- **Aim**
Print the part of the passage on anger in the Bible that begins with the words containing "Rather, Jesus makes" and ends with "image of Jesus.".
──────── Passage ────────
The irony is: this concept that anger and rage are somehow “bad” – which is often upheld in many Christian circles – is actually far from biblical.  

Throughout the books of wisdom, prophets, psalms, Gospels, and epistles, God’s faithful people – as well as God, Godself – express anger and rage in multiples ways, shapes, and forms – particularly at injustice and when people are being marginalized and excluded. Even Jesus gets ticked off when he finds money changers in the Temple who were exploiting and excluding those who are most vulnerable. This enrages him. And he does not exactly express his rage with “kindness, gentleness, and self-control.” 

Rather, Jesus makes a whip of cords, drives all the sheep and cattle out of the Temple, pours the moneychangers’ coins out all over the ground and flips their tables over – all while shouting: “Stop turning my Father’s house into a market!” 

While this story is well-known to many, it might still be a little shocking every time we hear it in detail. We are so conditioned to think of Jesus as the nice guy and the gentle shepherd. However, what happens in the Temple is far from this picturesque image of Jesus.  

And the thing is, Jesus’ emotions and actions were valid.
──────── Listed entries ────────
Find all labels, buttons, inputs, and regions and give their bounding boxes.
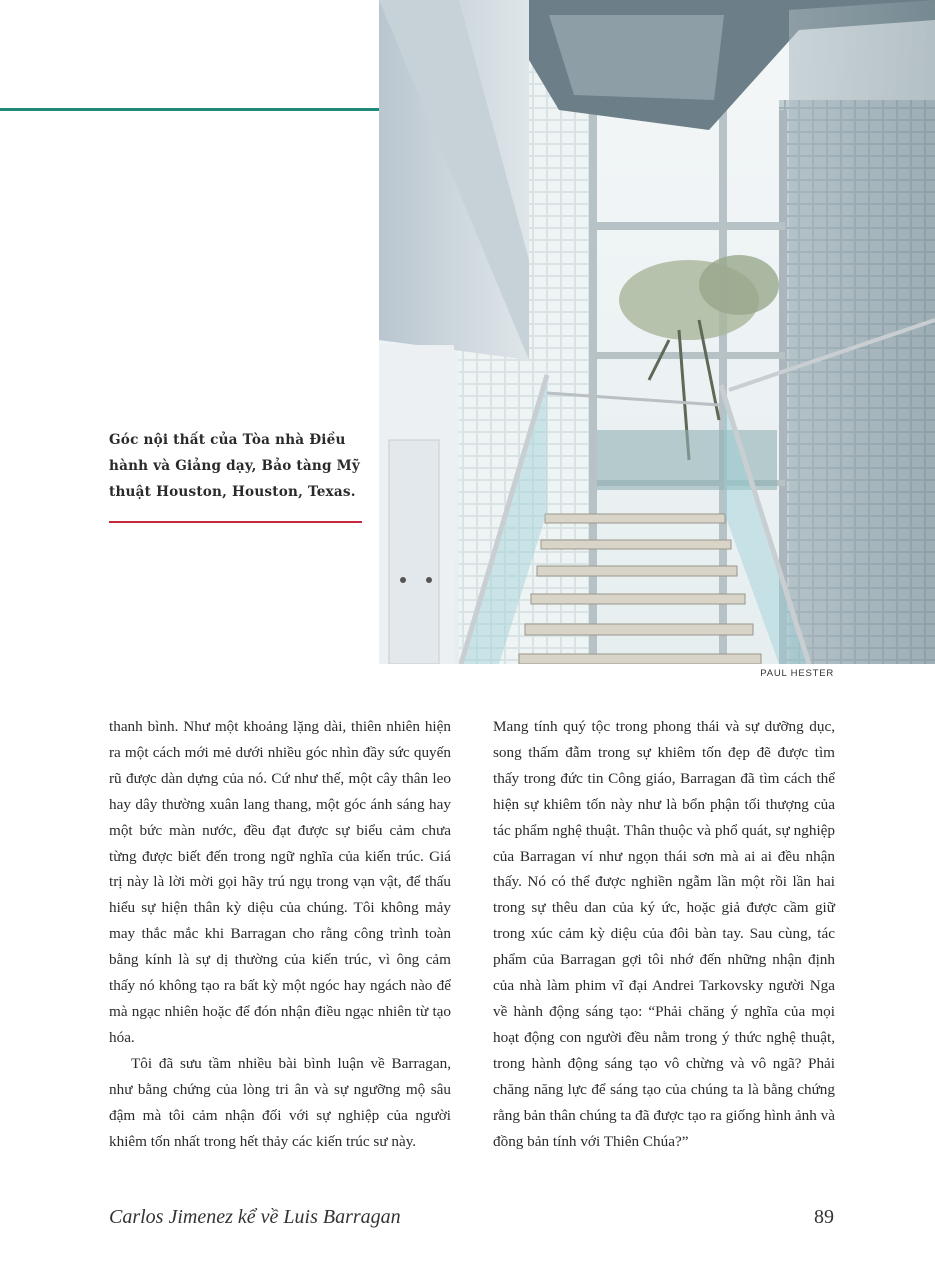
photo-credit: PAUL HESTER (760, 668, 834, 679)
teal-divider (0, 108, 379, 111)
caption-divider (109, 521, 362, 523)
running-footer-title: Carlos Jimenez kể về Luis Barragan (109, 1206, 401, 1228)
paragraph: Mang tính quý tộc trong phong thái và sự dưỡng dục, song thấm đẫm trong sự khiêm tốn đẹp đẽ được tìm thấy trong đức tin Công giáo, Barragan đã tìm cách thể hiện sự khiêm tốn này như là bổn phận tối thượng của tác phẩm nghệ thuật. Thân thuộc và phổ quát, sự nghiệp của Barragan ví như ngọn thái sơn mà ai ai đều nhận thấy. Nó có thể được nghiền ngẫm lần một rồi lần hai trong sự thêu dan của ký ức, hoặc giả được cầm giữ trong xúc cảm kỳ diệu của đôi bàn tay. Sau cùng, tác phẩm của Barragan gợi tôi nhớ đến những nhận định của nhà làm phim vĩ đại Andrei Tarkovsky người Nga về hành động sáng tạo: “Phải chăng ý nghĩa của mọi hoạt động con người đều nằm trong ý thức nghệ thuật, trong hành động sáng tạo vô chừng và vô ngã? Phải chăng năng lực để sáng tạo của chúng ta là bằng chứng rằng bản thân chúng ta đã được tạo ra giống hình ảnh và đồng bản tính với Thiên Chúa?” (493, 718, 835, 1150)
interior-staircase-photo (379, 0, 935, 664)
body-column-left (109, 714, 451, 1154)
paragraph: thanh bình. Như một khoảng lặng dài, thiên nhiên hiện ra một cách mới mẻ dưới nhiều góc nhìn đầy sức quyến rũ được dàn dựng của nó. Cứ như thế, một cây thân leo hay dây thường xuân lang thang, một góc ánh sáng hay một bức màn nước, đều đạt được sự biểu cảm chưa từng được biết đến trong ngữ nghĩa của kiến trúc. Giá trị này là lời mời gọi hãy trú ngụ trong vạn vật, để thấu hiểu sự hiện thân kỳ diệu của chúng. Tôi không mảy may thắc mắc khi Barragan cho rằng công trình toàn bằng kính là sự dị thường của kiến trúc, vì ông cảm thấy nó không tạo ra bất kỳ một ngóc hay ngách nào để mà ngạc nhiên hoặc để đón nhận điều ngạc nhiên từ tạo hóa. (109, 718, 451, 1046)
page-number: 89 (814, 1206, 834, 1228)
body-column-right (493, 714, 835, 1154)
paragraph: Tôi đã sưu tầm nhiều bài bình luận về Barragan, như bằng chứng của lòng tri ân và sự ngưỡng mộ sâu đậm mà tôi cảm nhận đối với sự nghiệp của người khiêm tốn nhất trong hết thảy các kiến trúc sư này. (109, 1054, 451, 1150)
photo-caption: Góc nội thất của Tòa nhà Điều hành và Giảng dạy, Bảo tàng Mỹ thuật Houston, Houston, Texas. (109, 432, 360, 500)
────────
- **Answer to the exercise**
Rather, Jesus makes a whip of cords, drives all the sheep and cattle out of the Temple, pours the moneychangers’ coins out all over the ground and flips their tables over – all while shouting: “Stop turning my Father’s house into a market!” 

While this story is well-known to many, it might still be a little shocking every time we hear it in detail. We are so conditioned to think of Jesus as the nice guy and the gentle shepherd. However, what happens in the Temple is far from this picturesque image of Jesus.